__DOCUMENT EXTRACT__.
++++++++

ODE solver based on Rune-Kutta method

Suppose that we have a state-space represented differential equation like : $$ \frac{d \mathbf x}{dt} = \mathbf A \mathbf x(t) + \mathbf b \mathbf u(t) $$

Using Runge-Kutta algorithm, the update equation from $\mathbf x(t)$ to $\mathbf x(t+\Delta t)$ is approximated as : $$ \mathbf x(t+\Delta t) \simeq \mathbf x(t) = \frac{\Delta t}{6} \left \{ \mathbf d_1 + 2 \mathbf d_2 + 2 \mathbf d_3 + \mathbf d_4 \right \} $$

where $\Delta t$ is the simulation time-step, and the gradients $\mathbf d_i, i \in \{1,2,3,4 \}$ are defined as :

\begin{align} \mathbf d_1 & = \mathbf A \mathbf x + \mathbf b \mathbf u \\ \mathbf x_1 & = \mathbf x + \frac{\Delta t}{2}\mathbf d_1 \\ \mathbf d_2 & = \mathbf A \mathbf x_1 + \mathbf b \mathbf u \\ \mathbf x_2 & = \mathbf x + \frac{\Delta t}{2}\mathbf d_2 \\ \mathbf d_3 & = \mathbf A \mathbf x_2 + \mathbf b \mathbf u \\ \mathbf x_3 & = \mathbf x + \Delta t\mathbf d_3 \\ \mathbf d_4 & = \mathbf A \mathbf x_3 + \mathbf b \mathbf u \end{align}

The following script is an example of the Runge-Kutta algorithm for simulating a one-dimentional spring-mass-damper model.


In [1]:
import numpy as np
import matplotlib.pyplot as plt
%matplotlib inline

In [2]:
# The coefficients for the spring-mass-damper model.
m = 10
k = 50
c = 10

# Simulation time and step.
T = 10
dt = 1e-3

# the dimension of the state-space.
d = 2

# Initial State
x0 = 0
v0 = 0

# Coefficient matrix for the LTI (linear-time-invariant) system.

++++++++

__DATASET EXTRACT__.
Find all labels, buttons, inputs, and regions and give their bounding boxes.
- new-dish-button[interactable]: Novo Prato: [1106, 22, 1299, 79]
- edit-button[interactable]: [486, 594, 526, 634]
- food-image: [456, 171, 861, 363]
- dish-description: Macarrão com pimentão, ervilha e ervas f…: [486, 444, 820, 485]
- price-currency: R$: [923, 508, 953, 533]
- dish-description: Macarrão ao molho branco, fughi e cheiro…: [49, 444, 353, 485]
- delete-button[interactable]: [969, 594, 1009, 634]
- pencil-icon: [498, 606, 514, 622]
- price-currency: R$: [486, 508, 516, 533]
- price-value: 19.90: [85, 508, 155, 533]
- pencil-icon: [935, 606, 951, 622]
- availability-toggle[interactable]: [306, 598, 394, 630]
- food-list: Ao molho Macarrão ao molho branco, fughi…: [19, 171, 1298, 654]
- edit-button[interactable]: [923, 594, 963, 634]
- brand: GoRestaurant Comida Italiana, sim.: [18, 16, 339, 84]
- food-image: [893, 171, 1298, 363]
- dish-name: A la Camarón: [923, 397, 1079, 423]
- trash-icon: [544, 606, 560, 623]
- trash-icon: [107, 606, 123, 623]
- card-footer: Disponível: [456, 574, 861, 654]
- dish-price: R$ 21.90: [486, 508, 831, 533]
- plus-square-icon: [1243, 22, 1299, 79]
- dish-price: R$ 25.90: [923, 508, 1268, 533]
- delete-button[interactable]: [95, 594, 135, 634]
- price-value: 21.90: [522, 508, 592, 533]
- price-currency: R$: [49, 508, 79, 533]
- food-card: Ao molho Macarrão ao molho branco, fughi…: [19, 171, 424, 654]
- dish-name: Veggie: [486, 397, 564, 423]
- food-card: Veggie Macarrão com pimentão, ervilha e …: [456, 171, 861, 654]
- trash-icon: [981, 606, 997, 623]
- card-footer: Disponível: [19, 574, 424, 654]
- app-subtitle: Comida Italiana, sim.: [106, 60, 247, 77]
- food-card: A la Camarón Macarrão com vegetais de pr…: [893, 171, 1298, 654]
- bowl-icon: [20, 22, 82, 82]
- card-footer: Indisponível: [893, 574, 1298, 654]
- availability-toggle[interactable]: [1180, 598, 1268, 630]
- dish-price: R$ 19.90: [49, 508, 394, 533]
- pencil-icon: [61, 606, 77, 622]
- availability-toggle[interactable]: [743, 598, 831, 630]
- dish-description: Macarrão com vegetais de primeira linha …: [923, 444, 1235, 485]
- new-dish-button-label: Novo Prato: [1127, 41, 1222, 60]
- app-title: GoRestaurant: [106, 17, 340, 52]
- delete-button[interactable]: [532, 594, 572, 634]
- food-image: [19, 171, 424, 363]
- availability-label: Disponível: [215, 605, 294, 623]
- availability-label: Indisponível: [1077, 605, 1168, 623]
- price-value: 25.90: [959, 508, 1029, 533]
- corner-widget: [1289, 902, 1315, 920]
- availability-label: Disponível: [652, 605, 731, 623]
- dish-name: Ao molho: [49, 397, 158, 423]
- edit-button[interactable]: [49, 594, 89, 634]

++++++++

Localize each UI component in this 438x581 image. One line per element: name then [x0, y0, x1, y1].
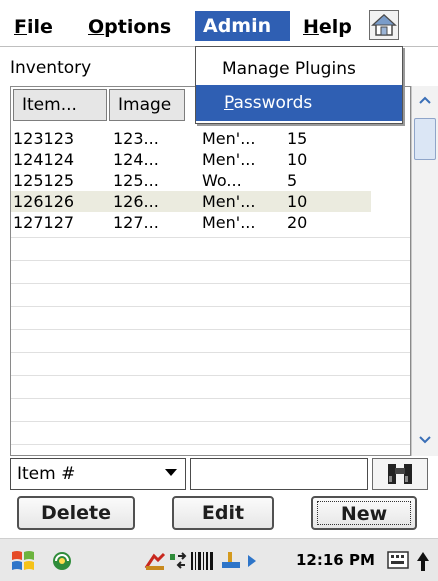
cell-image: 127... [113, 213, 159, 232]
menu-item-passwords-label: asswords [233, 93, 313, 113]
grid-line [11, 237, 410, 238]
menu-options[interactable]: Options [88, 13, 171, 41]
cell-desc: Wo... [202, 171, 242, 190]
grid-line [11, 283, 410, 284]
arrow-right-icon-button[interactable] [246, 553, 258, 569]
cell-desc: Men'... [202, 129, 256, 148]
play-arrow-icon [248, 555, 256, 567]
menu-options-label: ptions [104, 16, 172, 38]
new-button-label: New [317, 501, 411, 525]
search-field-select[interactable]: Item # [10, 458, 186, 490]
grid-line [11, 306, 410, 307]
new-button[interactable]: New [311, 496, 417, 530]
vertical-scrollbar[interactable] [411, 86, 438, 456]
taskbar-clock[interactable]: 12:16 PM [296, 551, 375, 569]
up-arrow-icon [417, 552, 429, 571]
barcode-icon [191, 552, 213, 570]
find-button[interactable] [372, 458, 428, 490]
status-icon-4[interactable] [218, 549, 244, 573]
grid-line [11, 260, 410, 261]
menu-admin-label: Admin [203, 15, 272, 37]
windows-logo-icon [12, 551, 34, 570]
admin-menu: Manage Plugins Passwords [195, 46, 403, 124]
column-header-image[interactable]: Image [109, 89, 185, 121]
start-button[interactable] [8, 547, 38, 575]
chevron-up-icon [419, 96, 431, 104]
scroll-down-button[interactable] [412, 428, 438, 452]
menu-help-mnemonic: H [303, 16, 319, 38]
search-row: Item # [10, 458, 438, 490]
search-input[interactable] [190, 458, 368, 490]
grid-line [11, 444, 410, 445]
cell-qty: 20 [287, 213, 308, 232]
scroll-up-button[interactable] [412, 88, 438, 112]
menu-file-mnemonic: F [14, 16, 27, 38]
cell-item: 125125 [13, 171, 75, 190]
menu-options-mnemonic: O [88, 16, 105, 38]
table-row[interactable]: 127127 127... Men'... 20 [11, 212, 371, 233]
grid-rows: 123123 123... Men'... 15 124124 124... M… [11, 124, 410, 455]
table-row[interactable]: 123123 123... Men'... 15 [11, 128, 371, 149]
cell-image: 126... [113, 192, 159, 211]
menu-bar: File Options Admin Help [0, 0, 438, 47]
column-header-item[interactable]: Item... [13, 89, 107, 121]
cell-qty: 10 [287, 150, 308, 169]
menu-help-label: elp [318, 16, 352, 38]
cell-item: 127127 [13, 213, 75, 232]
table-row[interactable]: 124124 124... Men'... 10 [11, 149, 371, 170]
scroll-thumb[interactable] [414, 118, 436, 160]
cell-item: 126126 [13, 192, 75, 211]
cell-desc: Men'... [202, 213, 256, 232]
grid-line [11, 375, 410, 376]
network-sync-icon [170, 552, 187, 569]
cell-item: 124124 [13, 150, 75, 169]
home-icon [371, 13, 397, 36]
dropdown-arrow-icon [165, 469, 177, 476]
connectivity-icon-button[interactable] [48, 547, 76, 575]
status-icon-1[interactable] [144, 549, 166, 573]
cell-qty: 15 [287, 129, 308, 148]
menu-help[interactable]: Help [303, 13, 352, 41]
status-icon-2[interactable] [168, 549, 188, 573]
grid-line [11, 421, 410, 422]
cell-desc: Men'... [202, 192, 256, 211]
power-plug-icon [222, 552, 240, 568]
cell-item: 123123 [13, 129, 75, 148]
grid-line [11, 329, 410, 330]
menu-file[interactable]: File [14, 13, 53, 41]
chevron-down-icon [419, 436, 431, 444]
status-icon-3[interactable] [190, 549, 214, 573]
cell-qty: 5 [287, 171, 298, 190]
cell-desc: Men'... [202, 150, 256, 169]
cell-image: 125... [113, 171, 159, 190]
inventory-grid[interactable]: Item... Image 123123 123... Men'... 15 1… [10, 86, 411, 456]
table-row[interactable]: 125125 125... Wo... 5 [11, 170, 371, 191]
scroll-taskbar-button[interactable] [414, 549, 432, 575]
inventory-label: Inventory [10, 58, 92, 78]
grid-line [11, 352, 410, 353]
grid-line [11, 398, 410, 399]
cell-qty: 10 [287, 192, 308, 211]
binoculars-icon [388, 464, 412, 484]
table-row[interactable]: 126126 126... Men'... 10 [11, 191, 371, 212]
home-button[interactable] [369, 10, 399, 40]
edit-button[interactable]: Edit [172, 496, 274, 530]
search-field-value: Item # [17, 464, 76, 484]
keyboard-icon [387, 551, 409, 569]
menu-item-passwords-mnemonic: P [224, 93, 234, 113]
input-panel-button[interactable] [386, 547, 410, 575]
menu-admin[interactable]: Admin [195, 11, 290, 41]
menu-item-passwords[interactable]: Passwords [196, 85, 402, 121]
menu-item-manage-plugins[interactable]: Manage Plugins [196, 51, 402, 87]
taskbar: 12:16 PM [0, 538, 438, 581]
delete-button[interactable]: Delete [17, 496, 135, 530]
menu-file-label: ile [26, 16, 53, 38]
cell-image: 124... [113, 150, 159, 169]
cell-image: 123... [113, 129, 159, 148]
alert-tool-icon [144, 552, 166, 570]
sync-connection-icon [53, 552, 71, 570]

++++++++

__WORK TO COMPLETE__.
1. Answer from the Runge-Kutta page:
(a) What does $\Delta t$ stand for?
(b) What kind of model does the script simulate?
(c) What dimension does the script give the state-space?
2. Write out the stretch of the Runge-Kutta page from "where $\Delta t$" through "one-dimentional spring-mass-damper model.", word for word.
3. Continue the Runge-Kutta page from the point where it ends.
The records are separate from the Runge-Kutta page.

__RESPONSES BY TASK__.
1.
(a) The simulation time-step.
(b) A one-dimensional spring-mass-damper model.
(c) 2.

2.
where $\Delta t$ is the simulation time-step, and the gradients $\mathbf d_i, i \in \{1,2,3,4 \}$ are defined as :

\begin{align} \mathbf d_1 & = \mathbf A \mathbf x + \mathbf b \mathbf u \\ \mathbf x_1 & = \mathbf x + \frac{\Delta t}{2}\mathbf d_1 \\ \mathbf d_2 & = \mathbf A \mathbf x_1 + \mathbf b \mathbf u \\ \mathbf x_2 & = \mathbf x + \frac{\Delta t}{2}\mathbf d_2 \\ \mathbf d_3 & = \mathbf A \mathbf x_2 + \mathbf b \mathbf u \\ \mathbf x_3 & = \mathbf x + \Delta t\mathbf d_3 \\ \mathbf d_4 & = \mathbf A \mathbf x_3 + \mathbf b \mathbf u \end{align}

The following script is an example of the Runge-Kutta algorithm for simulating a one-dimentional spring-mass-damper model.

3.
A = np.asarray([ [0, 1], [-k/m, -c/m]])
b = np.asarray([0,1/m])

In [3]:
N = int(T/dt)

# Initialize all data
t_list = np.arange(N) * dt
u_list = np.zeros_like(t_list)
u_list[ np.logical_and(1 <= t_list, t_list <= 2) ] = 10
x_list = np.zeros((d, N))
x = x_list[:,0] = np.asarray([x0,v0])

for n in range(1, N):    
    u = u_list[n]
    
    d1 = np.dot(A, x) + np.dot(b, u)
    x1 = x + d1 * dt / 2
    d2 = np.dot(A, x1) + np.dot(b, u)
    x2 = x + d2 * dt / 2
    d3 = np.dot(A, x2) + np.dot(b, u)
    x3 = x + d3 * dt
    d4 = np.dot(A, x3) + np.dot(b, u)
    
    x = x + (d1 + 2*d2 + 2*d3 + d4) * dt / 6
    x_list[:,n] = x

(fig, axs) = plt.subplots(3, 1, figsize=(12, 5), sharex=True)
ax = axs[0]
ax.plot(t_list, x_list[0])
ax.set_ylabel('Pos (m)')
ax = axs[1]
ax.plot(t_list, x_list[1])
ax.set_ylabel('Velocity (m/s)')
ax = axs[2]
ax.plot(t_list, u_list)
ax.set_ylabel('Input (N)')
ax.set_xlabel('Time (s)')
for ax in axs:
    ax.grid()